▶ [STATED PROBLEM] Give back the records below exactly, every one, with no pictures.

Dataset entries on figures
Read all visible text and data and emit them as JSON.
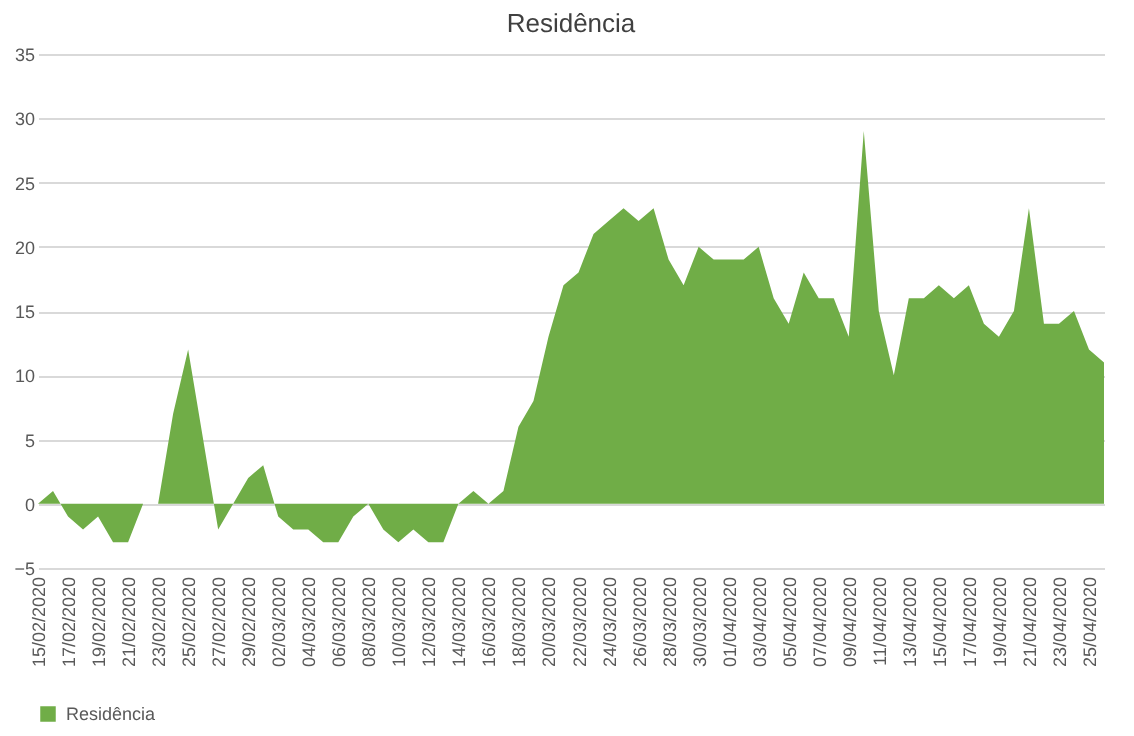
{
  "chart_data": {
    "type": "area",
    "title": "Residência",
    "categories": [
      "15/02/2020",
      null,
      "17/02/2020",
      null,
      "19/02/2020",
      null,
      "21/02/2020",
      null,
      "23/02/2020",
      null,
      "25/02/2020",
      null,
      "27/02/2020",
      null,
      "29/02/2020",
      null,
      "02/03/2020",
      null,
      "04/03/2020",
      null,
      "06/03/2020",
      null,
      "08/03/2020",
      null,
      "10/03/2020",
      null,
      "12/03/2020",
      null,
      "14/03/2020",
      null,
      "16/03/2020",
      null,
      "18/03/2020",
      null,
      "20/03/2020",
      null,
      "22/03/2020",
      null,
      "24/03/2020",
      null,
      "26/03/2020",
      null,
      "28/03/2020",
      null,
      "30/03/2020",
      null,
      "01/04/2020",
      null,
      "03/04/2020",
      null,
      "05/04/2020",
      null,
      "07/04/2020",
      null,
      "09/04/2020",
      null,
      "11/04/2020",
      null,
      "13/04/2020",
      null,
      "15/04/2020",
      null,
      "17/04/2020",
      null,
      "19/04/2020",
      null,
      "21/04/2020",
      null,
      "23/04/2020",
      null,
      "25/04/2020",
      null
    ],
    "series": [
      {
        "name": "Residência",
        "color": "#70ad47",
        "values": [
          0,
          1,
          -1,
          -2,
          -1,
          -3,
          -3,
          0,
          0,
          7,
          12,
          5,
          -2,
          0,
          2,
          3,
          -1,
          -2,
          -2,
          -3,
          -3,
          -1,
          0,
          -2,
          -3,
          -2,
          -3,
          -3,
          0,
          1,
          0,
          1,
          6,
          8,
          13,
          17,
          18,
          21,
          22,
          23,
          22,
          23,
          19,
          17,
          20,
          19,
          19,
          19,
          20,
          16,
          14,
          18,
          16,
          16,
          13,
          29,
          15,
          10,
          16,
          16,
          17,
          16,
          17,
          14,
          13,
          15,
          23,
          14,
          14,
          15,
          12,
          11
        ]
      }
    ],
    "ylim": [
      -5,
      35
    ],
    "yticks": [
      -5,
      0,
      5,
      10,
      15,
      20,
      25,
      30,
      35
    ],
    "grid": "y",
    "legend": "bottom"
  }
}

▶ [EXPECTED ANSWER]
Read all visible text and data and emit them as JSON.
{
  "chart_data": {
    "type": "area",
    "title": "Residência",
    "categories": [
      "15/02/2020",
      null,
      "17/02/2020",
      null,
      "19/02/2020",
      null,
      "21/02/2020",
      null,
      "23/02/2020",
      null,
      "25/02/2020",
      null,
      "27/02/2020",
      null,
      "29/02/2020",
      null,
      "02/03/2020",
      null,
      "04/03/2020",
      null,
      "06/03/2020",
      null,
      "08/03/2020",
      null,
      "10/03/2020",
      null,
      "12/03/2020",
      null,
      "14/03/2020",
      null,
      "16/03/2020",
      null,
      "18/03/2020",
      null,
      "20/03/2020",
      null,
      "22/03/2020",
      null,
      "24/03/2020",
      null,
      "26/03/2020",
      null,
      "28/03/2020",
      null,
      "30/03/2020",
      null,
      "01/04/2020",
      null,
      "03/04/2020",
      null,
      "05/04/2020",
      null,
      "07/04/2020",
      null,
      "09/04/2020",
      null,
      "11/04/2020",
      null,
      "13/04/2020",
      null,
      "15/04/2020",
      null,
      "17/04/2020",
      null,
      "19/04/2020",
      null,
      "21/04/2020",
      null,
      "23/04/2020",
      null,
      "25/04/2020",
      null
    ],
    "series": [
      {
        "name": "Residência",
        "color": "#70ad47",
        "values": [
          0,
          1,
          -1,
          -2,
          -1,
          -3,
          -3,
          0,
          0,
          7,
          12,
          5,
          -2,
          0,
          2,
          3,
          -1,
          -2,
          -2,
          -3,
          -3,
          -1,
          0,
          -2,
          -3,
          -2,
          -3,
          -3,
          0,
          1,
          0,
          1,
          6,
          8,
          13,
          17,
          18,
          21,
          22,
          23,
          22,
          23,
          19,
          17,
          20,
          19,
          19,
          19,
          20,
          16,
          14,
          18,
          16,
          16,
          13,
          29,
          15,
          10,
          16,
          16,
          17,
          16,
          17,
          14,
          13,
          15,
          23,
          14,
          14,
          15,
          12,
          11
        ]
      }
    ],
    "ylim": [
      -5,
      35
    ],
    "yticks": [
      -5,
      0,
      5,
      10,
      15,
      20,
      25,
      30,
      35
    ],
    "grid": "y",
    "legend": "bottom"
  }
}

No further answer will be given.